▶ **Material to process**:
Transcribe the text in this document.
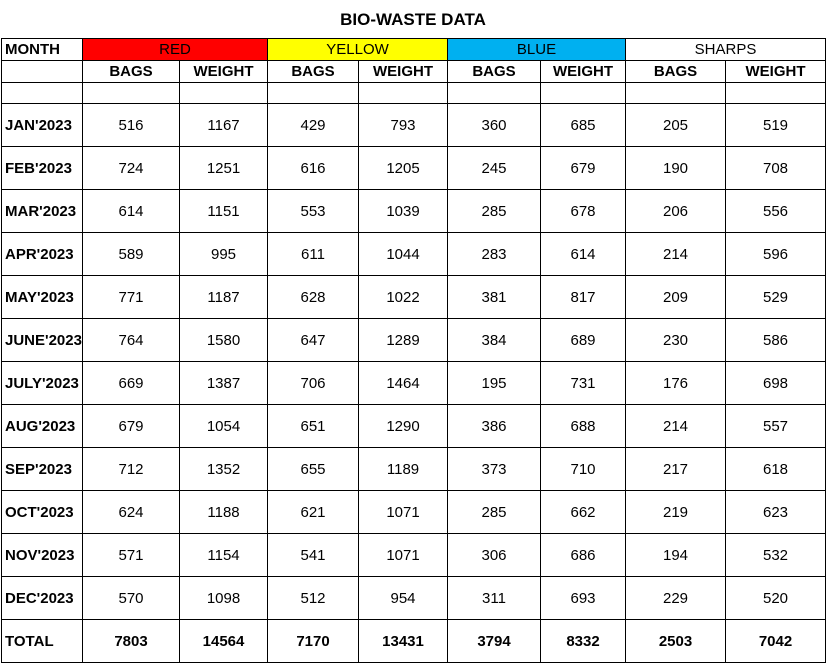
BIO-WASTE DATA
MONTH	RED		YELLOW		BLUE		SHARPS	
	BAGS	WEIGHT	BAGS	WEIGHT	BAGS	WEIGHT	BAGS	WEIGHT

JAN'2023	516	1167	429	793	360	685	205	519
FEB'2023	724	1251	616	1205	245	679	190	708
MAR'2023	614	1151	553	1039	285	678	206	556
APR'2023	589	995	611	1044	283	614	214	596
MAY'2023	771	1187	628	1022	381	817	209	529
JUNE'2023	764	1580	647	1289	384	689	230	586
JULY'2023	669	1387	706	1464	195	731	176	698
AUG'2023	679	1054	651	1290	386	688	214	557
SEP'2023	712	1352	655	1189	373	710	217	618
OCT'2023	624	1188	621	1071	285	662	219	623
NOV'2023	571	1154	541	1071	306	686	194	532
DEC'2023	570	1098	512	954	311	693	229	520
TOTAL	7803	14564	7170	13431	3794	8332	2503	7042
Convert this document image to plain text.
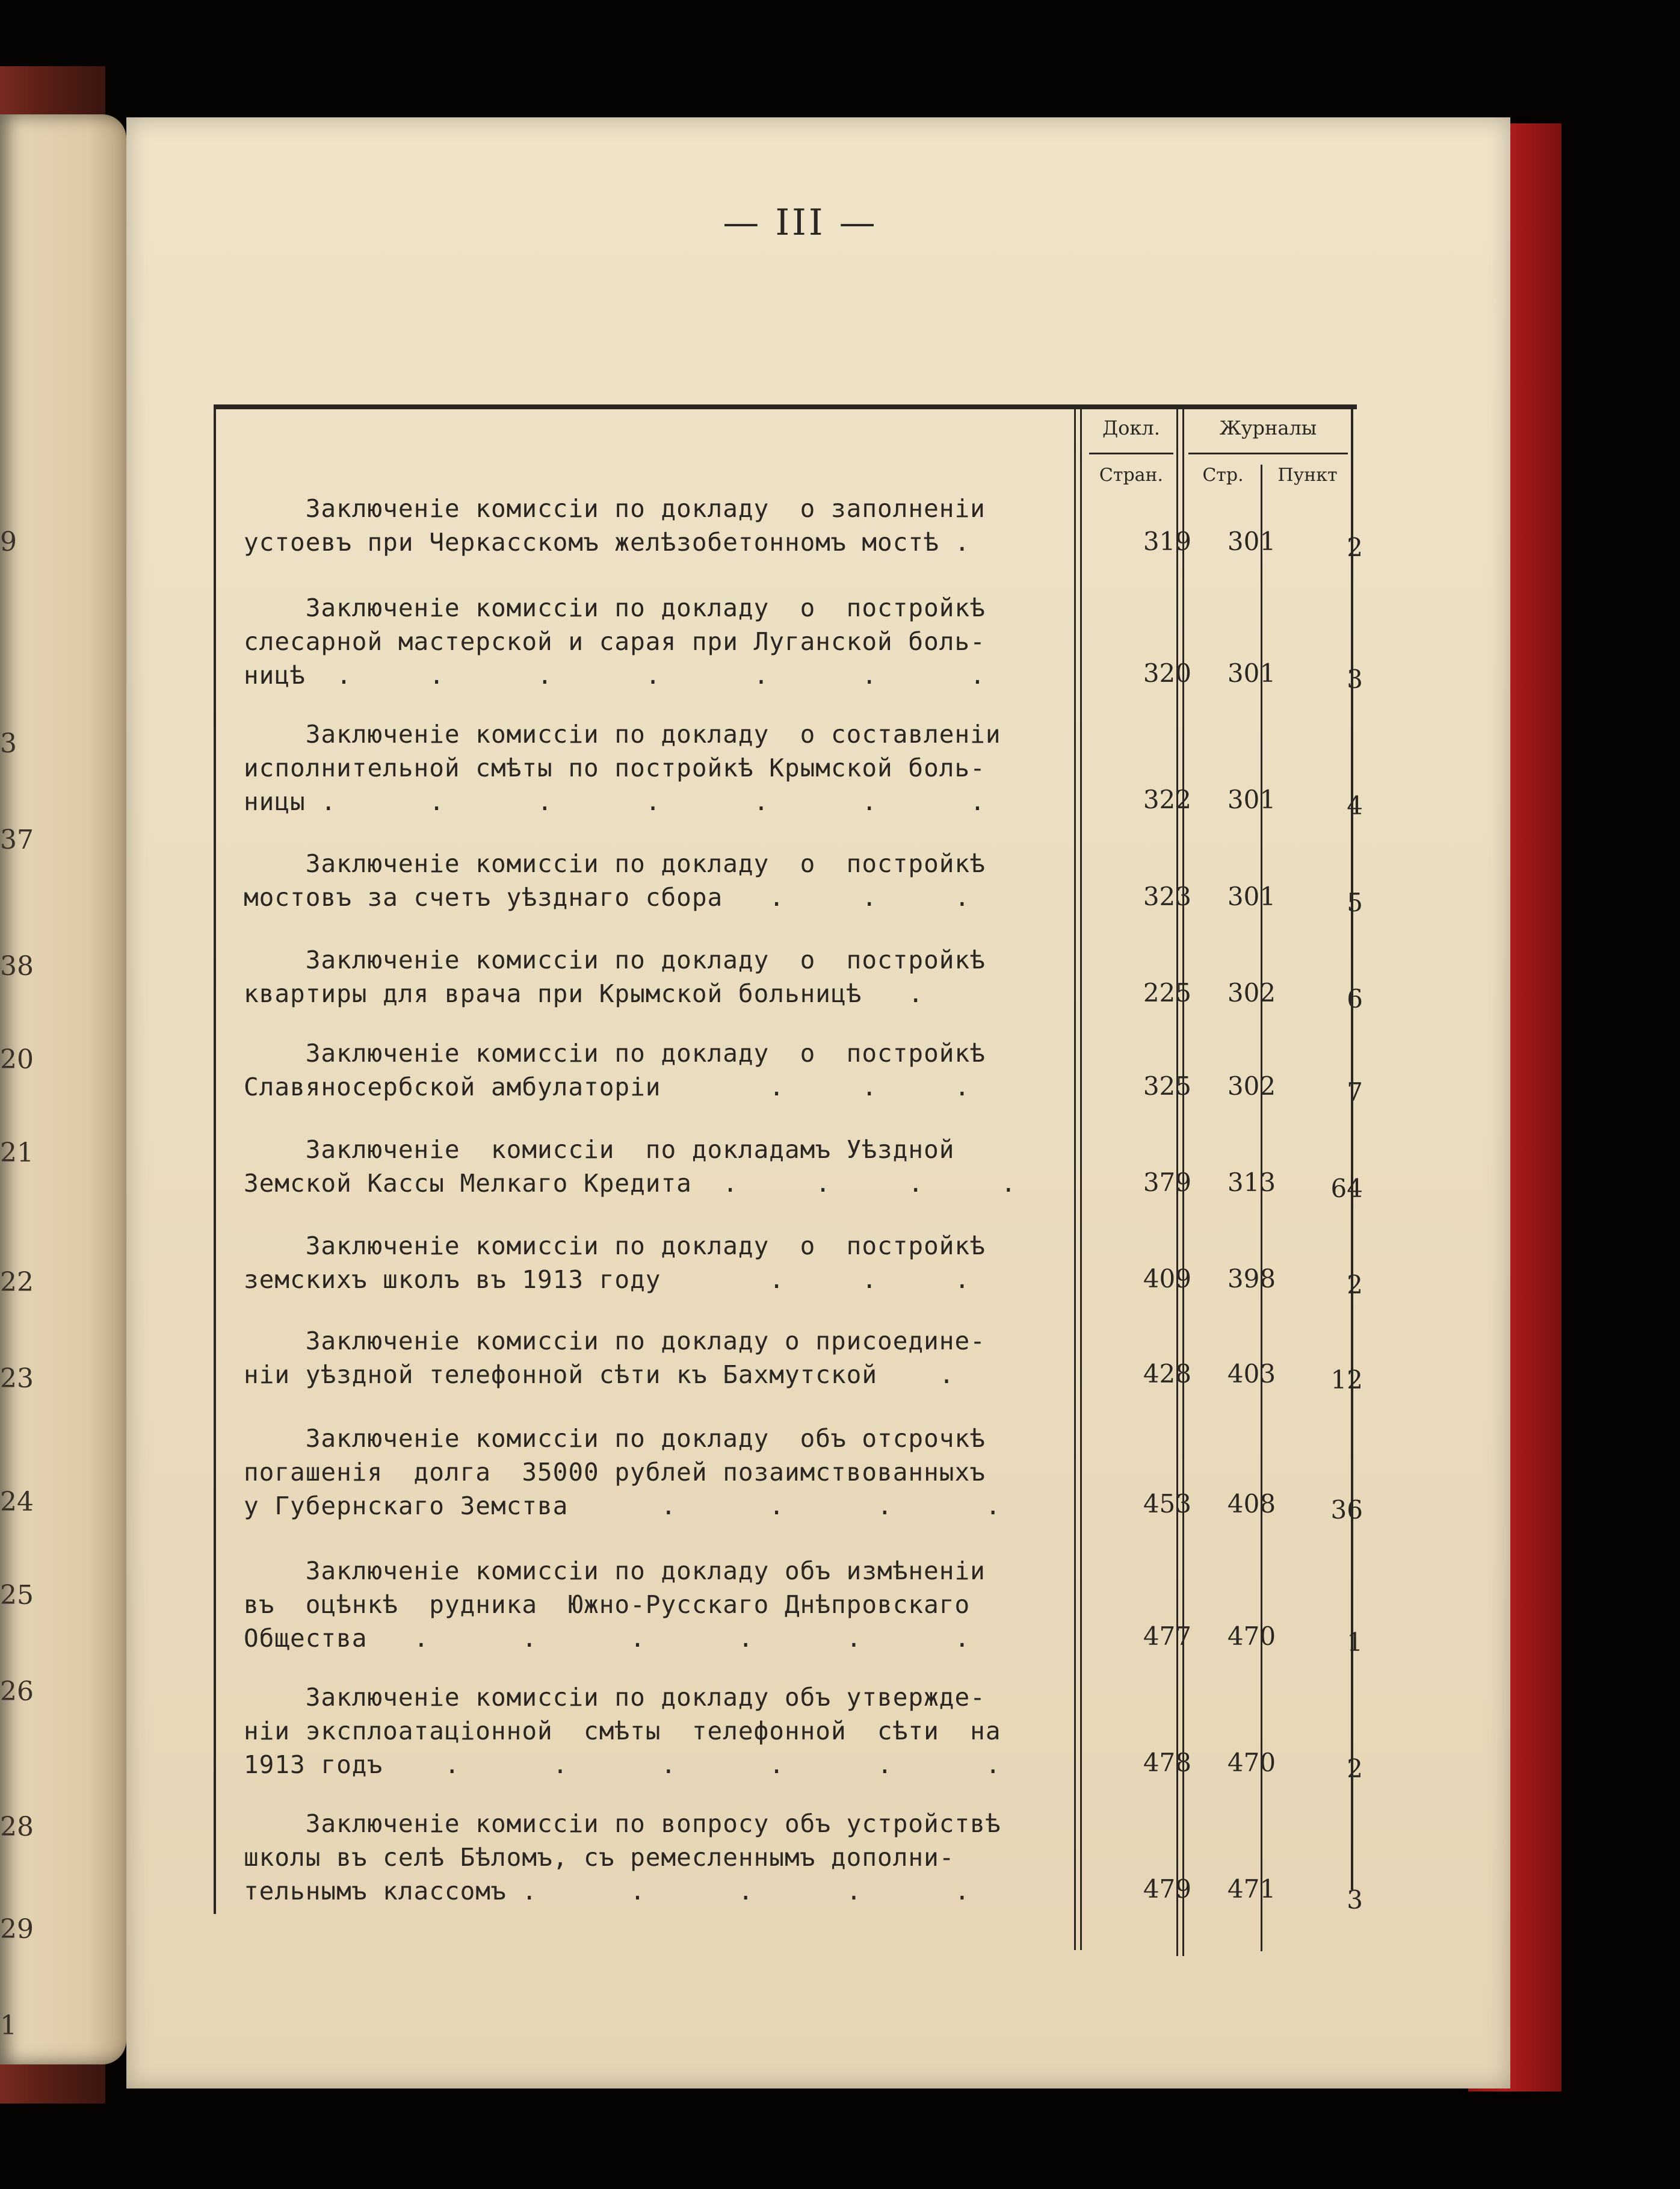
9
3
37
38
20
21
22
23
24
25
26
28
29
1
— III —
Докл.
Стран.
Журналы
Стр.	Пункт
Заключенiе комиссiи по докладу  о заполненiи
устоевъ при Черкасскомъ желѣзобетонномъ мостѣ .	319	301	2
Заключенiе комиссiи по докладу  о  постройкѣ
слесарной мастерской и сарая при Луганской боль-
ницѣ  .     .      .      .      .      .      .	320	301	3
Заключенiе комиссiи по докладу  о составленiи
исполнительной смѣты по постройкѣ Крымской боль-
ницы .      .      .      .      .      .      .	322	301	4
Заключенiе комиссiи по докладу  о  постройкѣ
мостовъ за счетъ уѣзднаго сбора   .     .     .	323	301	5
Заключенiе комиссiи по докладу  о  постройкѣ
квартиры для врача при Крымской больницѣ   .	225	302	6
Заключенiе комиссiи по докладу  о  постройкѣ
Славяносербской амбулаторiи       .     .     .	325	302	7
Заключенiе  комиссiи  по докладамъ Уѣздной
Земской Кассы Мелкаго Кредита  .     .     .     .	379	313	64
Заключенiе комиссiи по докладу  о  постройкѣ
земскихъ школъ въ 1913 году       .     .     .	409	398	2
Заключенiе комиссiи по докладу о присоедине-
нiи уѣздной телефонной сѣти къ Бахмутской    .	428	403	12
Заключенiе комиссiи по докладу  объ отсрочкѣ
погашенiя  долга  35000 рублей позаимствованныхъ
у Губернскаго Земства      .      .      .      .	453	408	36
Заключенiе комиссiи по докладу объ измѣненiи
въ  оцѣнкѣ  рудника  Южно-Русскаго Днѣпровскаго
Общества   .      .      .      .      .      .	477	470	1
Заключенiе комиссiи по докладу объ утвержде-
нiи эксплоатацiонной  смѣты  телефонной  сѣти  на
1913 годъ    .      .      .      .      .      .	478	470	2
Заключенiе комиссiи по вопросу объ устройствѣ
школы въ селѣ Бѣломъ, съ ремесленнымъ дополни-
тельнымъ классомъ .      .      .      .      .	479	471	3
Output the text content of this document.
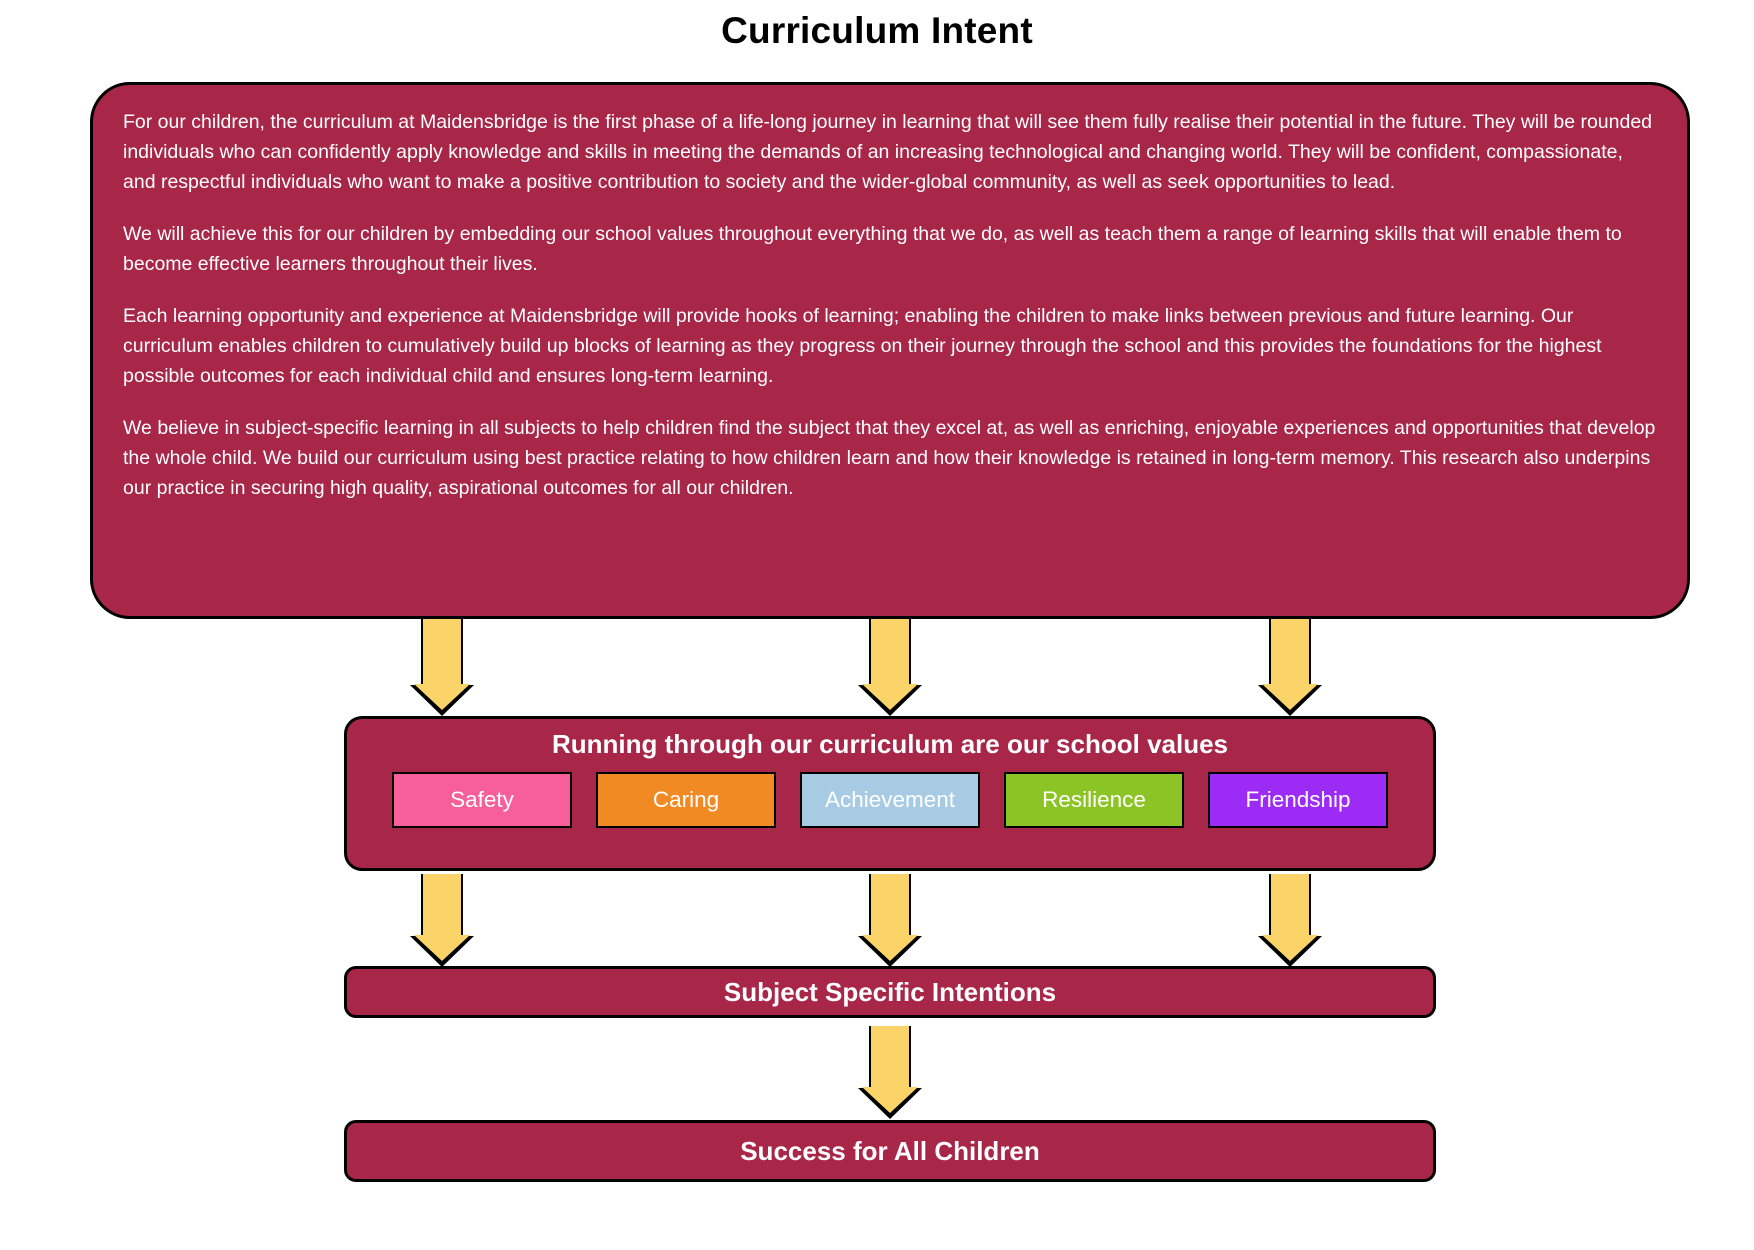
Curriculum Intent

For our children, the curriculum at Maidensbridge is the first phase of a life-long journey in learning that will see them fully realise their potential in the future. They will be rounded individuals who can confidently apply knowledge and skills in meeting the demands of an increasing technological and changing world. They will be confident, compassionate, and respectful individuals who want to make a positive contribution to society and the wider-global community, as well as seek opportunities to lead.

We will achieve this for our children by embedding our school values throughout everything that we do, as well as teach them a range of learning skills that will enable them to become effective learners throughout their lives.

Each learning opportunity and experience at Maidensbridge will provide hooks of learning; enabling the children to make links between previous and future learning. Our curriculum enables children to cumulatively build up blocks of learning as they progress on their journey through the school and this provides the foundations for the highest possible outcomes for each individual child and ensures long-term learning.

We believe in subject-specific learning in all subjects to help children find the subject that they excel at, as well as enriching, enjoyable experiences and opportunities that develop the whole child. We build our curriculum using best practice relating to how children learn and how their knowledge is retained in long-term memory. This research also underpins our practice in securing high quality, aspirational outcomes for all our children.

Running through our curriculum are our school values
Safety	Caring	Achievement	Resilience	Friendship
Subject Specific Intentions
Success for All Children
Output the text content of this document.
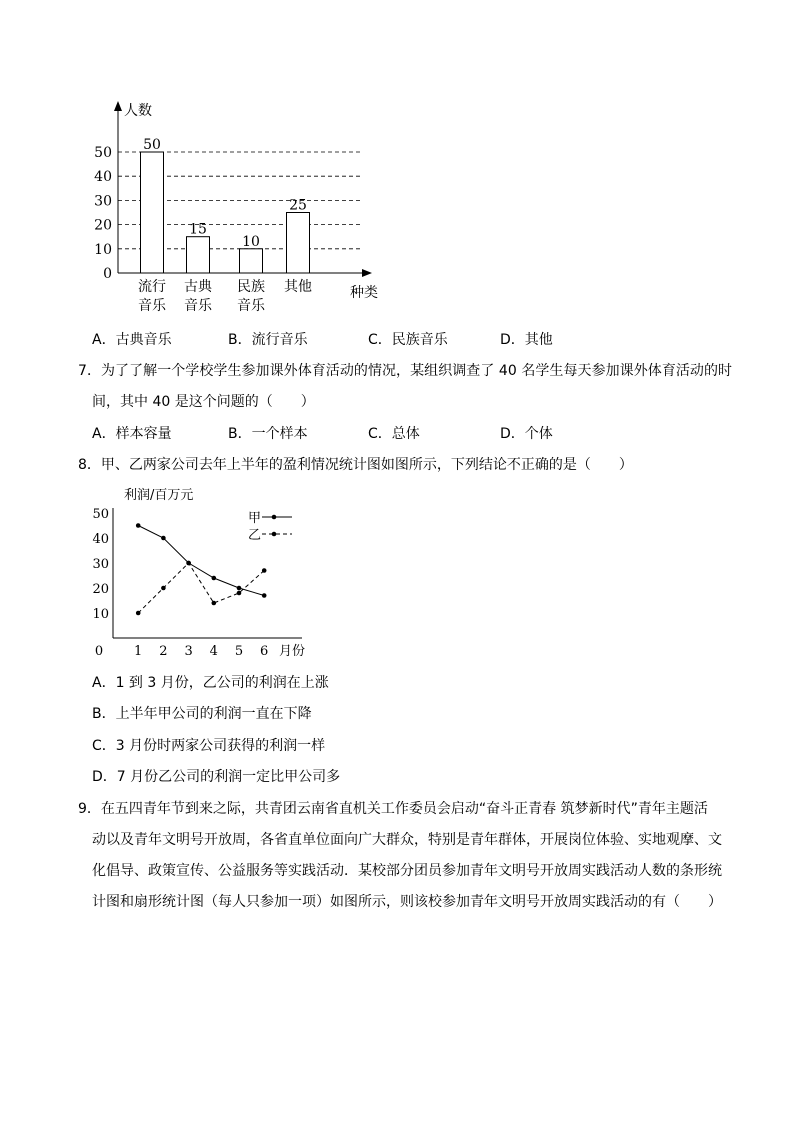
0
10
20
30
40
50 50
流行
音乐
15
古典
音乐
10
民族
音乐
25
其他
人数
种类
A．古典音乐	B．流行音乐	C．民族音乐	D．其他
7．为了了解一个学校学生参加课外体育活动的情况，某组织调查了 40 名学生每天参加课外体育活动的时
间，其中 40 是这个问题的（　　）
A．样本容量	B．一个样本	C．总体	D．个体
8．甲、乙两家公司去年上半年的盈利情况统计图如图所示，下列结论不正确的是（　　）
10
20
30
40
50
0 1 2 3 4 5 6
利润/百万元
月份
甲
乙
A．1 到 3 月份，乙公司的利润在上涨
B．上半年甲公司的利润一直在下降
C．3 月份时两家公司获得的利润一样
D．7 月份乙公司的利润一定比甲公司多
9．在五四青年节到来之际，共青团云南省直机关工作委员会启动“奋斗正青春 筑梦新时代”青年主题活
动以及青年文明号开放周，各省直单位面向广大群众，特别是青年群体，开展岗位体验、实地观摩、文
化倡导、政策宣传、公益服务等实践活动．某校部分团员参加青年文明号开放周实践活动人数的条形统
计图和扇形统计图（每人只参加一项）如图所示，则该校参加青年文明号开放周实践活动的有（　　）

▶ **What the task requires**: Filter the records above for "knowledge" and copy every matching line.

▶ **Problem solution**:
For our children, the curriculum at Maidensbridge is the first phase of a life-long journey in learning that will see them fully realise their potential in the future. They will be rounded individuals who can confidently apply knowledge and skills in meeting the demands of an increasing technological and changing world. They will be confident, compassionate, and respectful individuals who want to make a positive contribution to society and the wider-global community, as well as seek opportunities to lead.
We believe in subject-specific learning in all subjects to help children find the subject that they excel at, as well as enriching, enjoyable experiences and opportunities that develop the whole child. We build our curriculum using best practice relating to how children learn and how their knowledge is retained in long-term memory. This research also underpins our practice in securing high quality, aspirational outcomes for all our children.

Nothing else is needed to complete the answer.